Data records
━━━━━━━━━━━━━━━━━━━━
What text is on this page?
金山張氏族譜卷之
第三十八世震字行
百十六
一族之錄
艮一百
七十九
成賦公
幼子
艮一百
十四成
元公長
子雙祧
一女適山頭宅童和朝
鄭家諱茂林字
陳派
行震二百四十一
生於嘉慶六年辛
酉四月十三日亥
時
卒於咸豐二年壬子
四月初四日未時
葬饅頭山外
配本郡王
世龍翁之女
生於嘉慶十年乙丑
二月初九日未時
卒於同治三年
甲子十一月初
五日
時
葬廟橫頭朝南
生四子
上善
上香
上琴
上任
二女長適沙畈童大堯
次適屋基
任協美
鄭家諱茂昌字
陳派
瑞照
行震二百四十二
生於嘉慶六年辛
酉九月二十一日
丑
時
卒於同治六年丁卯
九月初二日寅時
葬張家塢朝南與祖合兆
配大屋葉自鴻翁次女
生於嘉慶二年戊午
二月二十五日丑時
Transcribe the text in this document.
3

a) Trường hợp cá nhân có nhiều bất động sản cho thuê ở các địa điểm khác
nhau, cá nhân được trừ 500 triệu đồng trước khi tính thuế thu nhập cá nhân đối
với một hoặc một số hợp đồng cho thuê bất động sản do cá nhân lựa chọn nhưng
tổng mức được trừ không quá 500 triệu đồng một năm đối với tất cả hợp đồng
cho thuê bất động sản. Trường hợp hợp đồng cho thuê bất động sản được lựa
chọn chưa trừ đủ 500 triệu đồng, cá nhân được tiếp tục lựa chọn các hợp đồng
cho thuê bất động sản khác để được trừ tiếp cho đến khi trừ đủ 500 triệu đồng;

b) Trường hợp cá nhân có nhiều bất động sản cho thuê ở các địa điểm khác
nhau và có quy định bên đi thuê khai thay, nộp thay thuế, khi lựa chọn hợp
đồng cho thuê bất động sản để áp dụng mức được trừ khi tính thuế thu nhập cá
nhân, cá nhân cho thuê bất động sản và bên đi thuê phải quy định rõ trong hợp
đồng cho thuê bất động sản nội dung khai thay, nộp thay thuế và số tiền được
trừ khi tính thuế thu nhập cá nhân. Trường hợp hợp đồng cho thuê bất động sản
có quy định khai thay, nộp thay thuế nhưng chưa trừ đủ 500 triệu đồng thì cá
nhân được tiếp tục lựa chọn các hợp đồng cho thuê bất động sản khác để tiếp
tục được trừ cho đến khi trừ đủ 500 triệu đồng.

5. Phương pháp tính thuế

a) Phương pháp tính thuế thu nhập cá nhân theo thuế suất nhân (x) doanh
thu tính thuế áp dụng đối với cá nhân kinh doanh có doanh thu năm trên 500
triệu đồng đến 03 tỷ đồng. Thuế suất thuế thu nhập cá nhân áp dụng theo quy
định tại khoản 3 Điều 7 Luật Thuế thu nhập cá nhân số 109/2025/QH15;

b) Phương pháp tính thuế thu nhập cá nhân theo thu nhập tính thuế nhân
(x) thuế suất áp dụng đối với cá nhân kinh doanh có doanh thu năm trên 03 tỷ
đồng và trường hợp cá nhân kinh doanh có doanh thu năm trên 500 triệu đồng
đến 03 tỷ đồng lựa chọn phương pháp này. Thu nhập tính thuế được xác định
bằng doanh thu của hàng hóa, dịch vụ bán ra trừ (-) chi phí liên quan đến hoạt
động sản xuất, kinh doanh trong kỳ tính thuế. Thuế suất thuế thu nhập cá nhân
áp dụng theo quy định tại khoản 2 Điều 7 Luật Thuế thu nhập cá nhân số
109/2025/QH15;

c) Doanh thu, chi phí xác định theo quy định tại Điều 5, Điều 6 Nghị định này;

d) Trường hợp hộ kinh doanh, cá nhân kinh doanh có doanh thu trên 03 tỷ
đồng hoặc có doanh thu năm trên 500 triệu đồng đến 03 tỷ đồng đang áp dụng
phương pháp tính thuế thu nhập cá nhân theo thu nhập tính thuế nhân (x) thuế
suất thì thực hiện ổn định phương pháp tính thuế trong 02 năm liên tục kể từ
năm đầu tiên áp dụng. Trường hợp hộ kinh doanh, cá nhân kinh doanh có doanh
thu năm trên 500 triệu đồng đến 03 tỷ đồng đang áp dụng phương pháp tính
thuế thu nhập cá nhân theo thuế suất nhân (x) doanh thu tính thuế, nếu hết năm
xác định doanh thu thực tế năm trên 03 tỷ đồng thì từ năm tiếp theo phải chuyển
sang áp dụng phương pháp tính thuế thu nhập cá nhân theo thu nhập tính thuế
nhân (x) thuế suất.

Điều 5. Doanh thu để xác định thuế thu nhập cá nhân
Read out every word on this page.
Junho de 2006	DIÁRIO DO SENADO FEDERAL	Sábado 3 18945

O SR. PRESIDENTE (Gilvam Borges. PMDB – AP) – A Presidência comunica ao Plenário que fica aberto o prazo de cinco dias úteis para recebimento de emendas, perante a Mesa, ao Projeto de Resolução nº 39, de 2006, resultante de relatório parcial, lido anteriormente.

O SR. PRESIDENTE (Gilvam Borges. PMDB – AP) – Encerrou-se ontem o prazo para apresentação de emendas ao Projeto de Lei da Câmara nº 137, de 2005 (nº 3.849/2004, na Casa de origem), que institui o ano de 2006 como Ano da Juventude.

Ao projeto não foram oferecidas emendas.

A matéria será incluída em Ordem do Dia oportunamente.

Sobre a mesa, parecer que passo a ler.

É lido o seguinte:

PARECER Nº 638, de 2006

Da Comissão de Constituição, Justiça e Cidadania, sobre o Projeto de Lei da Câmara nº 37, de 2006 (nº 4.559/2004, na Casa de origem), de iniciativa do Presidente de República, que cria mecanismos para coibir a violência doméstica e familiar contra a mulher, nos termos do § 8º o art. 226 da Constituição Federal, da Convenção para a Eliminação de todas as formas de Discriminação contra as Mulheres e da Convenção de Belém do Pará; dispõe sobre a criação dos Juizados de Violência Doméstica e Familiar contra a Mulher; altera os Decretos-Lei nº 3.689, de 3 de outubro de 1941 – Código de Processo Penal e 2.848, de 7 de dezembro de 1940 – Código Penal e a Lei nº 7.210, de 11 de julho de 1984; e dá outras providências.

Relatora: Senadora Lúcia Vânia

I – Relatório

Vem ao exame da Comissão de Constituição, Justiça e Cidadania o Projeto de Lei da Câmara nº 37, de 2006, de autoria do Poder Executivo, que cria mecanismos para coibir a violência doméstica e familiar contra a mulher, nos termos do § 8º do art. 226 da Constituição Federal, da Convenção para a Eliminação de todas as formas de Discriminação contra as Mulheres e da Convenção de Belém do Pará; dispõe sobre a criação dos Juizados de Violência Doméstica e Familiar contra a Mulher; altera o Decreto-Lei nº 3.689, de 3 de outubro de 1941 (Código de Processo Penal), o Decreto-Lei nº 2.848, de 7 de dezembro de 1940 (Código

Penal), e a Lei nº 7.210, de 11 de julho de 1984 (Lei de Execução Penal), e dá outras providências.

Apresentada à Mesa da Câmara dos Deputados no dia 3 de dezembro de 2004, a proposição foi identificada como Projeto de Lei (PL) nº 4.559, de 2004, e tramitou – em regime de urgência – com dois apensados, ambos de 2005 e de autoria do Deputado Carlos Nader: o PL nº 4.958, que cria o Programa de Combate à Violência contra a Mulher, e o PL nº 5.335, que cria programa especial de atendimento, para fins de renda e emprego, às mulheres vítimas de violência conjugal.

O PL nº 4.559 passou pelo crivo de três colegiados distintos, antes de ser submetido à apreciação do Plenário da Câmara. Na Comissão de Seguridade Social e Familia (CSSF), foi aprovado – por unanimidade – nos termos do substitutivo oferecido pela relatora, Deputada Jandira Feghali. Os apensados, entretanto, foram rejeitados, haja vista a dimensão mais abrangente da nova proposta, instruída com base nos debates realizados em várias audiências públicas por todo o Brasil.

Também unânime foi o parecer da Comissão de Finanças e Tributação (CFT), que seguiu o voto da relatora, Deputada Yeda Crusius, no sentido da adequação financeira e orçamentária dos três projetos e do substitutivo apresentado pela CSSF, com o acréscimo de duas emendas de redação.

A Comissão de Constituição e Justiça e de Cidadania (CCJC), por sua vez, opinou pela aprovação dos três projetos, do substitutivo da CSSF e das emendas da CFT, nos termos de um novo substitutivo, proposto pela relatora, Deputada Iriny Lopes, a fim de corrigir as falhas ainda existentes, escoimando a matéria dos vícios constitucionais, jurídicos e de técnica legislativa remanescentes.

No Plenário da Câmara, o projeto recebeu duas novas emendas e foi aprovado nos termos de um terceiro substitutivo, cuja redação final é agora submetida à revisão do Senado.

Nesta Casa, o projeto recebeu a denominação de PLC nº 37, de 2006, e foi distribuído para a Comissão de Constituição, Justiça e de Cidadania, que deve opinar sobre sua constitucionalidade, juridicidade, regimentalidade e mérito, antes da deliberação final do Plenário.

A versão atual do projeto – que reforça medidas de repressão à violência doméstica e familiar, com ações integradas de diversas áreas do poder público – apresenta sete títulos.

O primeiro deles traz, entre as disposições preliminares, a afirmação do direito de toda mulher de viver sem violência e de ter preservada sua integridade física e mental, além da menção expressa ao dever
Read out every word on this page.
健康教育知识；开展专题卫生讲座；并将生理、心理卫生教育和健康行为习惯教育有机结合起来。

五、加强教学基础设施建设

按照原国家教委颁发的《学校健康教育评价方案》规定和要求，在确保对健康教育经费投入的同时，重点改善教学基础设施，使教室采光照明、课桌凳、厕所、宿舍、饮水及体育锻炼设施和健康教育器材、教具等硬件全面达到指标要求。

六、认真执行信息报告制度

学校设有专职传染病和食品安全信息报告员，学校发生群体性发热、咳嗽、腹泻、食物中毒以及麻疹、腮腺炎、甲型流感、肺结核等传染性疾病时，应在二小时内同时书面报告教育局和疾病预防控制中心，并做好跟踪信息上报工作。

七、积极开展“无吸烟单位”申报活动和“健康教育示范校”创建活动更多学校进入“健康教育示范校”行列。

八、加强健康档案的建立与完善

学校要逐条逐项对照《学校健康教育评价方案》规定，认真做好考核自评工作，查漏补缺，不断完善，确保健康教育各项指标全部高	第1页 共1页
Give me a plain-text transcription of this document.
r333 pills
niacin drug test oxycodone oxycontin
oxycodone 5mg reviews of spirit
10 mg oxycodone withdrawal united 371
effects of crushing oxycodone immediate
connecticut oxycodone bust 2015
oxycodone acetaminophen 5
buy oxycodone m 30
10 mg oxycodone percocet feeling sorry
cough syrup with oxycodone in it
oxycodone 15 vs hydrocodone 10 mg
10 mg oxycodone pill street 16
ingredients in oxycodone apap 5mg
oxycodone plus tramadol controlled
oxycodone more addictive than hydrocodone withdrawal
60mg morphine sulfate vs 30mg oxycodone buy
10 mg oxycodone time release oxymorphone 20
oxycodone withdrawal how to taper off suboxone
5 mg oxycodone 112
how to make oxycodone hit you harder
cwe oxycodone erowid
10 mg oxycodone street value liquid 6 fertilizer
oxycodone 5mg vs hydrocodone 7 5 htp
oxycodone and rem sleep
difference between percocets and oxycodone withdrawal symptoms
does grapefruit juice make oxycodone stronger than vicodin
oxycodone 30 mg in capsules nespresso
━━━━━━━━━━━━━━━━━━━━
TASK REQUIREMENTS - Copy out every line of the data that includes the word "liên".

ANSWER IN FULL -
bằng doanh thu của hàng hóa, dịch vụ bán ra trừ (-) chi phí liên quan đến hoạt
suất thì thực hiện ổn định phương pháp tính thuế trong 02 năm liên tục kể từ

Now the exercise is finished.